▶ Objective: Tally up the lines below that include the word "текстовых". Answer with the number alone.

***** Input rows

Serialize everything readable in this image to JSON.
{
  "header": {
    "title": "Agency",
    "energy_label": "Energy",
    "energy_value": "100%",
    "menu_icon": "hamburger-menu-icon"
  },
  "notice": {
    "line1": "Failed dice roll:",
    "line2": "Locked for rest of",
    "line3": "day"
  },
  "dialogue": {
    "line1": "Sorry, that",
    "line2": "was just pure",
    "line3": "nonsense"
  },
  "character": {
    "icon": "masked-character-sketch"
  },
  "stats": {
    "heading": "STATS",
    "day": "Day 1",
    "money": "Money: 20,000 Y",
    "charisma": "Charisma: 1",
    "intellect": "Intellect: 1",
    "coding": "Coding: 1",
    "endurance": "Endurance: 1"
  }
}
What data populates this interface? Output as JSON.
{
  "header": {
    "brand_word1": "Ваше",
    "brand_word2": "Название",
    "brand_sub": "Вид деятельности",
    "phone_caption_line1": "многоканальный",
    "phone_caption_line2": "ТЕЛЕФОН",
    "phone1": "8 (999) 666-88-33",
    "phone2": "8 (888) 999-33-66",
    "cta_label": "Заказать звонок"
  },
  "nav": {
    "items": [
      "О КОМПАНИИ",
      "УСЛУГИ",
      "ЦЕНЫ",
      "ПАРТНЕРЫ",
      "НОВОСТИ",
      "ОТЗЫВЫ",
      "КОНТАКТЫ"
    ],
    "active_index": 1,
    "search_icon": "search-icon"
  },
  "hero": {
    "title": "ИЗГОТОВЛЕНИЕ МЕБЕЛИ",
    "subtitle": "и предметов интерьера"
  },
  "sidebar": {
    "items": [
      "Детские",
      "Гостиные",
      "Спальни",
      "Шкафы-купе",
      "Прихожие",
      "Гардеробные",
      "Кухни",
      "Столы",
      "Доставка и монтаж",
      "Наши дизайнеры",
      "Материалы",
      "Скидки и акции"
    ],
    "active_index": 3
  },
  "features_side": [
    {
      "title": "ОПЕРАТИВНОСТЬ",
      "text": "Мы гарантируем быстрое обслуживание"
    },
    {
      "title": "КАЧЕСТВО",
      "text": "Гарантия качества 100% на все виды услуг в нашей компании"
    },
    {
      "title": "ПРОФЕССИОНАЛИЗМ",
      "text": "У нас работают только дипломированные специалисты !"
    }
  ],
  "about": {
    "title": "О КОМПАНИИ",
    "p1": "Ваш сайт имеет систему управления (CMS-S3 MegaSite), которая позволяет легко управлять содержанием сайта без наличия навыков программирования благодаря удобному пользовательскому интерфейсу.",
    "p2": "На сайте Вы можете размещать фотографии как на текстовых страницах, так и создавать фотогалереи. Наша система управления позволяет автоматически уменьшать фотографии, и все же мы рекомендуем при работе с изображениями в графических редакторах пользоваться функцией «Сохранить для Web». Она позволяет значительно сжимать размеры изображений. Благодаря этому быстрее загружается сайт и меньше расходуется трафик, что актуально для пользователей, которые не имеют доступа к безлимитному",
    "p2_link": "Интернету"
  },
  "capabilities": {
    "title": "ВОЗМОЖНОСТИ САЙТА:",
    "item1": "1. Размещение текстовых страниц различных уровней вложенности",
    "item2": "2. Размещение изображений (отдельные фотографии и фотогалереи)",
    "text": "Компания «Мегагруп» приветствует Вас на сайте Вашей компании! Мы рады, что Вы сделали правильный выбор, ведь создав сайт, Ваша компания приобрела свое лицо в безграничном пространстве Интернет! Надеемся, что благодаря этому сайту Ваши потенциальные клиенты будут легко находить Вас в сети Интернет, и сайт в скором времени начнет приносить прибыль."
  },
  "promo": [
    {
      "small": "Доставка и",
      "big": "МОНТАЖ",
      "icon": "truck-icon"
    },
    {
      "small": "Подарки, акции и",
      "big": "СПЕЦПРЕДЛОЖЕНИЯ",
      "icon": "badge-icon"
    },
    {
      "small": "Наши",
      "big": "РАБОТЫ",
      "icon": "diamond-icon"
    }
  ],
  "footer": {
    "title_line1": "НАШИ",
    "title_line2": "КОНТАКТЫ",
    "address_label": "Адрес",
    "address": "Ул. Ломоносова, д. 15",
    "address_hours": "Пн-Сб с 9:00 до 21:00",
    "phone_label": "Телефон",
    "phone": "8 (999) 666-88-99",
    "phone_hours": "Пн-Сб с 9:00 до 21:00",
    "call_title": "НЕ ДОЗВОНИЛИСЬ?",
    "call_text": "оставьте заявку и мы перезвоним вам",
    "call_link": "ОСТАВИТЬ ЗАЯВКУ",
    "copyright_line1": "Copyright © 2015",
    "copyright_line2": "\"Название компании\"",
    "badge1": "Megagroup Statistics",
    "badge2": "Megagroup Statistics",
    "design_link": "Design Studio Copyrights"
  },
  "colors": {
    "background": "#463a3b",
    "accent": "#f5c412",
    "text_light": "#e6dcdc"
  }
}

**********

▶ Expected answer: 2